Layout records:
** BEGIN **

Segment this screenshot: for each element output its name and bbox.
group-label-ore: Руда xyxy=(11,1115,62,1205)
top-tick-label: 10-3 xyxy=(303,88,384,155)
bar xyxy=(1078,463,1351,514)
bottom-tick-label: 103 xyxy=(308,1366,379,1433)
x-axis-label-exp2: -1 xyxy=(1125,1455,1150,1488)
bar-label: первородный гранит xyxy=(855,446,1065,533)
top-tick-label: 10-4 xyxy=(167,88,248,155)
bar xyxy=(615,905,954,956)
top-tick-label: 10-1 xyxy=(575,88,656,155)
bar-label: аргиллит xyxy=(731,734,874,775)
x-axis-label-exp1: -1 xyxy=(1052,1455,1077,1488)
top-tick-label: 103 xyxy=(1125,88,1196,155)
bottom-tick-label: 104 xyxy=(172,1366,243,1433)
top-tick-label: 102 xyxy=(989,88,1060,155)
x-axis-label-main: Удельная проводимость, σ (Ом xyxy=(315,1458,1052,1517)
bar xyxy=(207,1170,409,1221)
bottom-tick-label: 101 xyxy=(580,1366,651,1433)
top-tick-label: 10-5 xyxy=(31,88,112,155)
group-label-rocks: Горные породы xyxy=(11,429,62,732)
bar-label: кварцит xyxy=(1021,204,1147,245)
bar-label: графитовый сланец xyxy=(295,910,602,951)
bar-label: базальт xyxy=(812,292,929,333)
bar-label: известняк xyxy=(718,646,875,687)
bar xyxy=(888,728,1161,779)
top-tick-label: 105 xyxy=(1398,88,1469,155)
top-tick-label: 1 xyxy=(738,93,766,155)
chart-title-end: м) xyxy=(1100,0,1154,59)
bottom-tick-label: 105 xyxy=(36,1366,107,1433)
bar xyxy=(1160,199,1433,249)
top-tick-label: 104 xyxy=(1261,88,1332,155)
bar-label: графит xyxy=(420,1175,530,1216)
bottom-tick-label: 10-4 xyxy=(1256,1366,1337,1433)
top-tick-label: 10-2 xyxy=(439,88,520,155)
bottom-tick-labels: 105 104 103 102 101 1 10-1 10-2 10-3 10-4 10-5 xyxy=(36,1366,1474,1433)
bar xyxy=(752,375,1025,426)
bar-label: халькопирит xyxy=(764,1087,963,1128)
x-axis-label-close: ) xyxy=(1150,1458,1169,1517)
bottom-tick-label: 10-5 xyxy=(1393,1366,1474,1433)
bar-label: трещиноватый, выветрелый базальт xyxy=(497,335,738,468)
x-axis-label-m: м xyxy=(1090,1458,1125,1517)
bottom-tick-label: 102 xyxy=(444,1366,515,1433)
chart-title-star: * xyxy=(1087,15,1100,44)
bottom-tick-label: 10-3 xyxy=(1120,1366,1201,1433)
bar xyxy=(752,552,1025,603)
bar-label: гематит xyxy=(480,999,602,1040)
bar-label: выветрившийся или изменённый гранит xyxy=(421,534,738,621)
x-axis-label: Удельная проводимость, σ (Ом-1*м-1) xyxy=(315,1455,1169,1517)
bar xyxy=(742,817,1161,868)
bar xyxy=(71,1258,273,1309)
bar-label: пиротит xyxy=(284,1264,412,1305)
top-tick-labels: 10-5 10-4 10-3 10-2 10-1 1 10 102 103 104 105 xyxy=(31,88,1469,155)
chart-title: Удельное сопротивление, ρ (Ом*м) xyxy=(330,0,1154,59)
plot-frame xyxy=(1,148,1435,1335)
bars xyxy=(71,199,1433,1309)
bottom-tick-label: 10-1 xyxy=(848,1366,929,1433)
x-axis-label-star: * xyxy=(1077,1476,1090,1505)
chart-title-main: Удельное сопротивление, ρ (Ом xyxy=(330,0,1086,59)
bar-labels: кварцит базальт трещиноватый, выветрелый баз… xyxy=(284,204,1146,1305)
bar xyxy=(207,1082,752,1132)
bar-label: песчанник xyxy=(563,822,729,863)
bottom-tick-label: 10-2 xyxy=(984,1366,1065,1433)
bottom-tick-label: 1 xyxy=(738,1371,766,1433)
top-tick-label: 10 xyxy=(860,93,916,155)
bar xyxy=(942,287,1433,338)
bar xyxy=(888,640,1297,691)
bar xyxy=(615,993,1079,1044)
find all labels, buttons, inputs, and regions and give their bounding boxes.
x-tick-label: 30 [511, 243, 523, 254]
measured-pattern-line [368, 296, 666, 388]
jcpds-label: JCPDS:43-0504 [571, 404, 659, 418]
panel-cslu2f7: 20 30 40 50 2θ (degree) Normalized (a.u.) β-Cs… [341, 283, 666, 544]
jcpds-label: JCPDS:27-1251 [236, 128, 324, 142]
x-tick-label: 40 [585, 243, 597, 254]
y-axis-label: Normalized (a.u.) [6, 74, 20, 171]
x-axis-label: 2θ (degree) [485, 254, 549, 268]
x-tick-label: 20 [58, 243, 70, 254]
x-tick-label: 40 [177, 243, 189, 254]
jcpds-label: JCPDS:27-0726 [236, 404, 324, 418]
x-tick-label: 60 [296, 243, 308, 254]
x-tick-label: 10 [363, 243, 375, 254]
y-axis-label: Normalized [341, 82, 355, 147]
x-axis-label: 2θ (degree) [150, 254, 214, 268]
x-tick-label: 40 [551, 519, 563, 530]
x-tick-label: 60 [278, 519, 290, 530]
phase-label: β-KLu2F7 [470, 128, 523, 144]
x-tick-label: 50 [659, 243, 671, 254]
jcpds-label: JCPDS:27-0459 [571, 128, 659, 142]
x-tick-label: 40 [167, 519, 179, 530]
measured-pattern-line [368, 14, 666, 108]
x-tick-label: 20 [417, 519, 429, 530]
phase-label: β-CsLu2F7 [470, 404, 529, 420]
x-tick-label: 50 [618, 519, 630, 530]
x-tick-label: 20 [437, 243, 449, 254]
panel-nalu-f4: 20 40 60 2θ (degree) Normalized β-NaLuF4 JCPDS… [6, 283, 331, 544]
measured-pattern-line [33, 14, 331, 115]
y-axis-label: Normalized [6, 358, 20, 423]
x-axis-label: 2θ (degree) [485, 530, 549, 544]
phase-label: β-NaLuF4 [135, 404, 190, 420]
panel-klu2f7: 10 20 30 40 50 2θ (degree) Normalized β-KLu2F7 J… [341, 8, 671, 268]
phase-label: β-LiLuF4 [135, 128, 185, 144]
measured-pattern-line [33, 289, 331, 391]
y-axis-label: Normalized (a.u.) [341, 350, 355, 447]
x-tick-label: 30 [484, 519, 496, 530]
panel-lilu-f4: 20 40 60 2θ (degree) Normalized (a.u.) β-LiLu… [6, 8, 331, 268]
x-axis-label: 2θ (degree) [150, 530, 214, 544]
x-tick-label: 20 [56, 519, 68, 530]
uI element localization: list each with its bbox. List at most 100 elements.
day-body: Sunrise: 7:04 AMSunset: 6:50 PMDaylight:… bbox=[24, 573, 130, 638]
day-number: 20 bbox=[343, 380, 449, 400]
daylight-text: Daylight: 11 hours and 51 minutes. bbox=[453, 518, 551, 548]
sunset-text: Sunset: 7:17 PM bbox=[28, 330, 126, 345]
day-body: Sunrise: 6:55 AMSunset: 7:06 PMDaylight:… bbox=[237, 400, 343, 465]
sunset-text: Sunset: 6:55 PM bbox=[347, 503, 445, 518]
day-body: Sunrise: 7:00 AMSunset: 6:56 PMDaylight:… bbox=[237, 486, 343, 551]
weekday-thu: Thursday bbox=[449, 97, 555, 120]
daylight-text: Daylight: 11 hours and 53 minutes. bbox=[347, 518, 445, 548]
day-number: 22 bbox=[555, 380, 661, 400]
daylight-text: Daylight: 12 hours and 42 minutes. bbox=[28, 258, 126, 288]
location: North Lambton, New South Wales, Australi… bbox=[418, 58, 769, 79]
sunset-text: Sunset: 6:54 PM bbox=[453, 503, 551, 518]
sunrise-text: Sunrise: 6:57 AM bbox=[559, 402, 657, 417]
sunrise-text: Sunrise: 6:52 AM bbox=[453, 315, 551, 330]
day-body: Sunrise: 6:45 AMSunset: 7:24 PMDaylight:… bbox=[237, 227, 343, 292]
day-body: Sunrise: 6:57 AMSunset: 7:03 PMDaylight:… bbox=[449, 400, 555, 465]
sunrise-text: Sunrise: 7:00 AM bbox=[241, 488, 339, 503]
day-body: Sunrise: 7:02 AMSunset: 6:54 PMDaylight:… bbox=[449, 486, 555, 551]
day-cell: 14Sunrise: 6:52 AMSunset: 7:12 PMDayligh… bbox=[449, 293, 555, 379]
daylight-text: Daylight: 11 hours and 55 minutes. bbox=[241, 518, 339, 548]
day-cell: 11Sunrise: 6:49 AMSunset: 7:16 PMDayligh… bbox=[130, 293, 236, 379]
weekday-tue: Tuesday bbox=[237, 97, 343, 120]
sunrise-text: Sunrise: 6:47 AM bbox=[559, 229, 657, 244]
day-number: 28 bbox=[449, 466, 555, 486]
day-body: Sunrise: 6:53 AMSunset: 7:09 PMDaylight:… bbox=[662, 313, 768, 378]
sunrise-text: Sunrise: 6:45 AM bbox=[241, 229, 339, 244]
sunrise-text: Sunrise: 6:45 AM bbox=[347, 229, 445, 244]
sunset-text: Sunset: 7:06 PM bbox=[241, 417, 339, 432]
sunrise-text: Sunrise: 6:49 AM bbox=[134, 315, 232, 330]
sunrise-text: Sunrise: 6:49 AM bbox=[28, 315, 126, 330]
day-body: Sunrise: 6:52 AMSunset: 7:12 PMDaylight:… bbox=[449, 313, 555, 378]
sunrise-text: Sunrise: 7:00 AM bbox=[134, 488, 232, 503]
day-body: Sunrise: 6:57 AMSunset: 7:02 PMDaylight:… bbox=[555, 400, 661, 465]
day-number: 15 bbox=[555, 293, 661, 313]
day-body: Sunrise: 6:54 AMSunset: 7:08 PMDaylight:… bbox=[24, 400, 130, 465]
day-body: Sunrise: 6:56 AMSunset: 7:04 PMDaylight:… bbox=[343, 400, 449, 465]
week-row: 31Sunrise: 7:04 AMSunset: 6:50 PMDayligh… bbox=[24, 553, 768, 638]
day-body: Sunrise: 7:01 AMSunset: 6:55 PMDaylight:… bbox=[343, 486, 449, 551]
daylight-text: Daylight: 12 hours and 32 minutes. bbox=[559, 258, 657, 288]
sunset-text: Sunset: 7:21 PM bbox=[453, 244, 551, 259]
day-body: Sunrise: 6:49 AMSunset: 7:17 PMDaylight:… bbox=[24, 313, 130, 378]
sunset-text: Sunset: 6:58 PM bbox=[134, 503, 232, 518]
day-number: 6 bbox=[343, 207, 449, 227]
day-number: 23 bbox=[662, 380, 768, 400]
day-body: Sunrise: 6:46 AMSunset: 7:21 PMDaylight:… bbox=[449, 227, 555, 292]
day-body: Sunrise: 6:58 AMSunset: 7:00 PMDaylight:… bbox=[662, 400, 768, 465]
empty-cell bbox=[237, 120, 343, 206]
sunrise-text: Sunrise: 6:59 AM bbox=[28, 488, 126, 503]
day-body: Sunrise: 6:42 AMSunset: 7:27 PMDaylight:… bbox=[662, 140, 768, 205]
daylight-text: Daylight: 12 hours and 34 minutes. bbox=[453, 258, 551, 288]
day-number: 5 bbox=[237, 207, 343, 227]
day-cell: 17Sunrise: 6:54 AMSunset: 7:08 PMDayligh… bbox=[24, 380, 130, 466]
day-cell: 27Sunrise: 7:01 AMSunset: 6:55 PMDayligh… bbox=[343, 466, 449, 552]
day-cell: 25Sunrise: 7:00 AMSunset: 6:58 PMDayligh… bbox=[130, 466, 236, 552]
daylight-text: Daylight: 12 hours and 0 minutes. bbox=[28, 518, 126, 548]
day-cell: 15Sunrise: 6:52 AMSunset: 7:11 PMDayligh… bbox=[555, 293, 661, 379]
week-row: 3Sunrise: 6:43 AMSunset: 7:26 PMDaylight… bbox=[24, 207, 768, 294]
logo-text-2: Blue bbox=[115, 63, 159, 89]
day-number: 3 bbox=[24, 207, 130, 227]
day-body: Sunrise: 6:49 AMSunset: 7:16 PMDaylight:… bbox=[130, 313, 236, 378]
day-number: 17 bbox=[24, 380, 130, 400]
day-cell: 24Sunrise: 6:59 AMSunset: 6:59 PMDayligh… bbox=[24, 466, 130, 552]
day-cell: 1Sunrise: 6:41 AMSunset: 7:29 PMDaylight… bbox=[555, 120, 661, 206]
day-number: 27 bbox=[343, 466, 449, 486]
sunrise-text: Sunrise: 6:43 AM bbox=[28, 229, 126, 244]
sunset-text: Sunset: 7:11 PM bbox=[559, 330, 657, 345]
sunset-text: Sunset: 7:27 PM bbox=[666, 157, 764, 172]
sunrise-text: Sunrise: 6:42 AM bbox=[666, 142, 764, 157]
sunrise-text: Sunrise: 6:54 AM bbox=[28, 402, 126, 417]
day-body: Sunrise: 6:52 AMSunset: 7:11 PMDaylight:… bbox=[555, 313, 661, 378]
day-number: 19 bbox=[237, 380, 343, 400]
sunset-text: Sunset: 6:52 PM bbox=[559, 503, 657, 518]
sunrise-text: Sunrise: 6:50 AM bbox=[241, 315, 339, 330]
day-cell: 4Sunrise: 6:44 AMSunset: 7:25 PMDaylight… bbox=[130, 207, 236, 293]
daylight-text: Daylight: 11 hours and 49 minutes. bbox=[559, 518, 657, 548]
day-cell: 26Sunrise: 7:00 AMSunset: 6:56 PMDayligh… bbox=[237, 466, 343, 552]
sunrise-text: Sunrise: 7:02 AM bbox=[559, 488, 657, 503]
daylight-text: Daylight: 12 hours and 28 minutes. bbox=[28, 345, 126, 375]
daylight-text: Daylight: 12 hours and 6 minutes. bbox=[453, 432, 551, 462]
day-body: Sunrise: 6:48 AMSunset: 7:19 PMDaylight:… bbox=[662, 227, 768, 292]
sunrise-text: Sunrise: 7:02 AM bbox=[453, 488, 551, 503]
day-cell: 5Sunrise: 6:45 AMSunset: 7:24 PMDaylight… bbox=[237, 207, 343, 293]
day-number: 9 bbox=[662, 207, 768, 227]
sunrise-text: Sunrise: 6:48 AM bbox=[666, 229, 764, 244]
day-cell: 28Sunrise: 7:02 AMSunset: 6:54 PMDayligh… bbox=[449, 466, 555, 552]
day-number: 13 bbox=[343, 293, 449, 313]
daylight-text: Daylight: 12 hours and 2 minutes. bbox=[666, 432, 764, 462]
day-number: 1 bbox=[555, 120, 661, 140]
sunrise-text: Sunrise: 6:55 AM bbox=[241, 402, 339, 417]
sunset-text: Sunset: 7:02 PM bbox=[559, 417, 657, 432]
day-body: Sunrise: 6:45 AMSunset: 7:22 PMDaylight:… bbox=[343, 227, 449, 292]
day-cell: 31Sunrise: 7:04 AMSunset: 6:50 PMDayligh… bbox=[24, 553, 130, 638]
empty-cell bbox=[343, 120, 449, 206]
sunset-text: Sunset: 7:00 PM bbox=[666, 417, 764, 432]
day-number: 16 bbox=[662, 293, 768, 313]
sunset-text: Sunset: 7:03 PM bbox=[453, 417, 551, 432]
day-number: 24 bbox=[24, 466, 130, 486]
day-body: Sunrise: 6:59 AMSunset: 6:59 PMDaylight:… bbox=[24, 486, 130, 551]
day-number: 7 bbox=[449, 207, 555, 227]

** END **

Written exercise: Select every line of the data above that contains the string "group". Case counts.

Final answer:
group-label-ore: Руда xyxy=(11,1115,62,1205)
group-label-rocks: Горные породы xyxy=(11,429,62,732)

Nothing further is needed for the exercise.